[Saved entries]
........
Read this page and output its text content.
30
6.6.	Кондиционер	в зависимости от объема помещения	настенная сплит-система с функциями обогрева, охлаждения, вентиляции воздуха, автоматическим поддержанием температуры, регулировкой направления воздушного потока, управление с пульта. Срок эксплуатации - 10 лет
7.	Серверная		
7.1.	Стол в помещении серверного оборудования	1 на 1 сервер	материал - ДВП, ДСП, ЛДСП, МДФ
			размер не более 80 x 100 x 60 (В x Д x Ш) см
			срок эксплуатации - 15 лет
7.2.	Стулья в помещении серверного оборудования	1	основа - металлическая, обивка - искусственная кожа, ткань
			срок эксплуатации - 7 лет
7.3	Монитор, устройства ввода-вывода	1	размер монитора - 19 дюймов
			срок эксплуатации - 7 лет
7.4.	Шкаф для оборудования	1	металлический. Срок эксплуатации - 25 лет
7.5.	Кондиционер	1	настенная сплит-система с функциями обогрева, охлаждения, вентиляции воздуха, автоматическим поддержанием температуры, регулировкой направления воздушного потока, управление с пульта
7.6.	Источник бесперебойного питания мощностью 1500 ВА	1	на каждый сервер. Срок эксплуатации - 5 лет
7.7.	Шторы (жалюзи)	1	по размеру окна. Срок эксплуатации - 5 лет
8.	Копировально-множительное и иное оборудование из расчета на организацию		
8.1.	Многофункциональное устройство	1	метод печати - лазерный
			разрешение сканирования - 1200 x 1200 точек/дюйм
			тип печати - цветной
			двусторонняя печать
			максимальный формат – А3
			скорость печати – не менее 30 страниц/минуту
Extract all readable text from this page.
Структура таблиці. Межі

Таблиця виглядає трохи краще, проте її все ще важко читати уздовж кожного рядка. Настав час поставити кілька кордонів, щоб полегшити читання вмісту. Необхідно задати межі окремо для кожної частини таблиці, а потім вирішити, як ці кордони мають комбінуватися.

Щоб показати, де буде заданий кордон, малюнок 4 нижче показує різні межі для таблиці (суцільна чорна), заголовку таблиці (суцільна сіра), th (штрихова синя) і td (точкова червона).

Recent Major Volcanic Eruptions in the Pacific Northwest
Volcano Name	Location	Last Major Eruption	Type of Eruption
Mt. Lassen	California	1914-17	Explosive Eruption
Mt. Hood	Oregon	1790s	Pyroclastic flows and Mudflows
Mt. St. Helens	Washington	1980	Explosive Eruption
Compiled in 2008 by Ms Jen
........
— WORK REQUIRED —
Repeat every line of the material exactly as given.

— TASK RESPONSE —
Read this page and output its text content.
30
6.6.	Кондиционер	в зависимости от объема помещения	настенная сплит-система с функциями обогрева, охлаждения, вентиляции воздуха, автоматическим поддержанием температуры, регулировкой направления воздушного потока, управление с пульта. Срок эксплуатации - 10 лет
7.	Серверная		
7.1.	Стол в помещении серверного оборудования	1 на 1 сервер	материал - ДВП, ДСП, ЛДСП, МДФ
			размер не более 80 x 100 x 60 (В x Д x Ш) см
			срок эксплуатации - 15 лет
7.2.	Стулья в помещении серверного оборудования	1	основа - металлическая, обивка - искусственная кожа, ткань
			срок эксплуатации - 7 лет
7.3	Монитор, устройства ввода-вывода	1	размер монитора - 19 дюймов
			срок эксплуатации - 7 лет
7.4.	Шкаф для оборудования	1	металлический. Срок эксплуатации - 25 лет
7.5.	Кондиционер	1	настенная сплит-система с функциями обогрева, охлаждения, вентиляции воздуха, автоматическим поддержанием температуры, регулировкой направления воздушного потока, управление с пульта
7.6.	Источник бесперебойного питания мощностью 1500 ВА	1	на каждый сервер. Срок эксплуатации - 5 лет
7.7.	Шторы (жалюзи)	1	по размеру окна. Срок эксплуатации - 5 лет
8.	Копировально-множительное и иное оборудование из расчета на организацию		
8.1.	Многофункциональное устройство	1	метод печати - лазерный
			разрешение сканирования - 1200 x 1200 точек/дюйм
			тип печати - цветной
			двусторонняя печать
			максимальный формат – А3
			скорость печати – не менее 30 страниц/минуту
Extract all readable text from this page.
Структура таблиці. Межі

Таблиця виглядає трохи краще, проте її все ще важко читати уздовж кожного рядка. Настав час поставити кілька кордонів, щоб полегшити читання вмісту. Необхідно задати межі окремо для кожної частини таблиці, а потім вирішити, як ці кордони мають комбінуватися.

Щоб показати, де буде заданий кордон, малюнок 4 нижче показує різні межі для таблиці (суцільна чорна), заголовку таблиці (суцільна сіра), th (штрихова синя) і td (точкова червона).

Recent Major Volcanic Eruptions in the Pacific Northwest
Volcano Name	Location	Last Major Eruption	Type of Eruption
Mt. Lassen	California	1914-17	Explosive Eruption
Mt. Hood	Oregon	1790s	Pyroclastic flows and Mudflows
Mt. St. Helens	Washington	1980	Explosive Eruption
Compiled in 2008 by Ms Jen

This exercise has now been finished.